(Records contained in a dataset)
<<<<

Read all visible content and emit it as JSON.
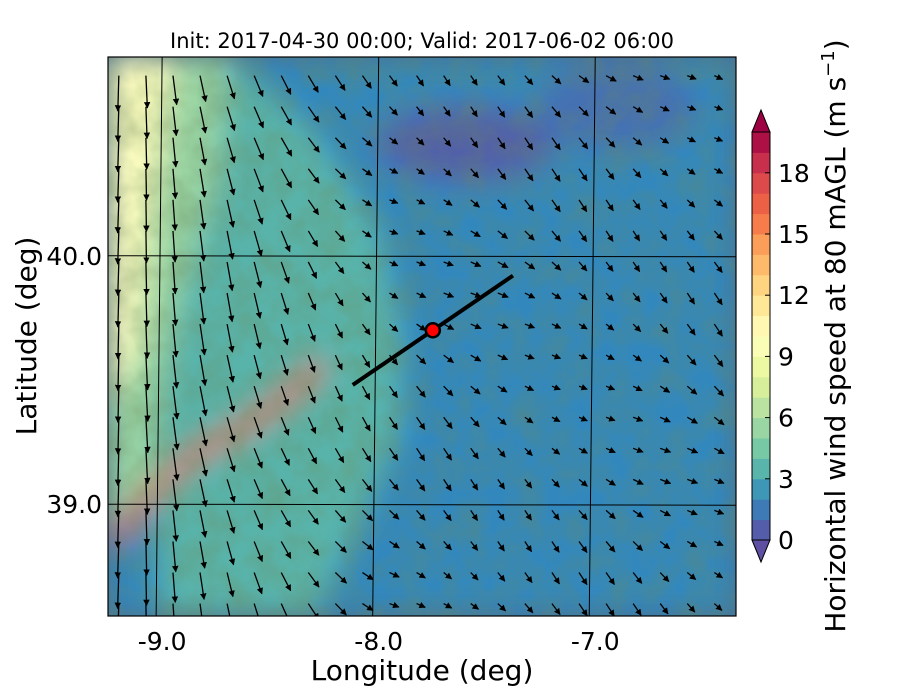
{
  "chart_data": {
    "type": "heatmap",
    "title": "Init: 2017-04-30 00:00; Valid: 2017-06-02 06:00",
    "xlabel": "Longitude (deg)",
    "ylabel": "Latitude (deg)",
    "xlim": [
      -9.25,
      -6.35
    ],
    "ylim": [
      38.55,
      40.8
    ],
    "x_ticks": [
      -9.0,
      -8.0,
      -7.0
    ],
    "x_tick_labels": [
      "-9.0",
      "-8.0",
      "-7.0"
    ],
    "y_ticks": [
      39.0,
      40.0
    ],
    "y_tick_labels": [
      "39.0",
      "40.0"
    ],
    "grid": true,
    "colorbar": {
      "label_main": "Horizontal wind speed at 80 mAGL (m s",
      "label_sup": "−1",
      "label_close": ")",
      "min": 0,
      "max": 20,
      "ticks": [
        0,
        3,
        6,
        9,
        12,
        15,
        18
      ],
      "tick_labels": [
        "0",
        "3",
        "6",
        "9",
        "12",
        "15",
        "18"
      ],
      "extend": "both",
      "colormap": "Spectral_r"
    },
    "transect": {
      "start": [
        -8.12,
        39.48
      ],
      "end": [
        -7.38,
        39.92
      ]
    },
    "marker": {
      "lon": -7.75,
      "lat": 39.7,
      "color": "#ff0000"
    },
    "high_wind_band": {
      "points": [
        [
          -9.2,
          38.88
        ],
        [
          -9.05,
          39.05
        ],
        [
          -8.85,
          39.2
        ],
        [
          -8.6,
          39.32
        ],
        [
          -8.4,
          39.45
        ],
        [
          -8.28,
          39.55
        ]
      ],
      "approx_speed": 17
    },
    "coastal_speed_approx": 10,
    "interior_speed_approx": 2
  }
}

>>>>

> Instructions to follow
From the records given above, reproduce all text exactly and exclude each picture.

> Answer to the problem
Read all visible content and emit it as JSON.
{
  "chart_data": {
    "type": "heatmap",
    "title": "Init: 2017-04-30 00:00; Valid: 2017-06-02 06:00",
    "xlabel": "Longitude (deg)",
    "ylabel": "Latitude (deg)",
    "xlim": [
      -9.25,
      -6.35
    ],
    "ylim": [
      38.55,
      40.8
    ],
    "x_ticks": [
      -9.0,
      -8.0,
      -7.0
    ],
    "x_tick_labels": [
      "-9.0",
      "-8.0",
      "-7.0"
    ],
    "y_ticks": [
      39.0,
      40.0
    ],
    "y_tick_labels": [
      "39.0",
      "40.0"
    ],
    "grid": true,
    "colorbar": {
      "label_main": "Horizontal wind speed at 80 mAGL (m s",
      "label_sup": "−1",
      "label_close": ")",
      "min": 0,
      "max": 20,
      "ticks": [
        0,
        3,
        6,
        9,
        12,
        15,
        18
      ],
      "tick_labels": [
        "0",
        "3",
        "6",
        "9",
        "12",
        "15",
        "18"
      ],
      "extend": "both",
      "colormap": "Spectral_r"
    },
    "transect": {
      "start": [
        -8.12,
        39.48
      ],
      "end": [
        -7.38,
        39.92
      ]
    },
    "marker": {
      "lon": -7.75,
      "lat": 39.7,
      "color": "#ff0000"
    },
    "high_wind_band": {
      "points": [
        [
          -9.2,
          38.88
        ],
        [
          -9.05,
          39.05
        ],
        [
          -8.85,
          39.2
        ],
        [
          -8.6,
          39.32
        ],
        [
          -8.4,
          39.45
        ],
        [
          -8.28,
          39.55
        ]
      ],
      "approx_speed": 17
    },
    "coastal_speed_approx": 10,
    "interior_speed_approx": 2
  }
}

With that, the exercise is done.